* [WHAT THE EXERCISE ASKS] Reply with one number: the count of lines in the data that hold the string "values".
***** DATASET ENTRIES
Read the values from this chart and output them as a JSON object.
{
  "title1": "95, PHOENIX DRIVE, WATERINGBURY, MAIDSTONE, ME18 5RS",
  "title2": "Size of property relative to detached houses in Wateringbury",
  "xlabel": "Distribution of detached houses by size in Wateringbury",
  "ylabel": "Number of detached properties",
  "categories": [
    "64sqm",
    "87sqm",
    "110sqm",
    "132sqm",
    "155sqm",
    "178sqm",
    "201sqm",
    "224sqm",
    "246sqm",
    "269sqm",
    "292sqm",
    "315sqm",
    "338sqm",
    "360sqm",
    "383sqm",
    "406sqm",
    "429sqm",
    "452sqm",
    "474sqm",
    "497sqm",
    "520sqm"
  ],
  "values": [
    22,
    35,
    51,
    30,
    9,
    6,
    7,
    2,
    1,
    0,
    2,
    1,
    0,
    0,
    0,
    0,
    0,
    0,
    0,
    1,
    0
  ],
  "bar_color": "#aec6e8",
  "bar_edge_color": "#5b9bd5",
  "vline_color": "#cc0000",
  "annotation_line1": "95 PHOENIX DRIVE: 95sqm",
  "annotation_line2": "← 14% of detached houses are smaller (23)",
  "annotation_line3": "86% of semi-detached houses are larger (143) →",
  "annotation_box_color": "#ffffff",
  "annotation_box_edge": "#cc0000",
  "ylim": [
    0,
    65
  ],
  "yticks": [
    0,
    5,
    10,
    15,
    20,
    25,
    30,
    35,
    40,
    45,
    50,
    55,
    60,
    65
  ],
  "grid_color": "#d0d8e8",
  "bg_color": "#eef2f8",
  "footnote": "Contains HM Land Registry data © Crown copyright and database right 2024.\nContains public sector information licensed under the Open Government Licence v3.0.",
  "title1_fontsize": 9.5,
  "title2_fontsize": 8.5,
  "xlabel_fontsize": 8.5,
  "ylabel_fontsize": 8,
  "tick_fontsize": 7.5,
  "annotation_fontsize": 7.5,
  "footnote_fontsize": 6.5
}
**********
* [SOLUTION TO THE EXERCISE] 2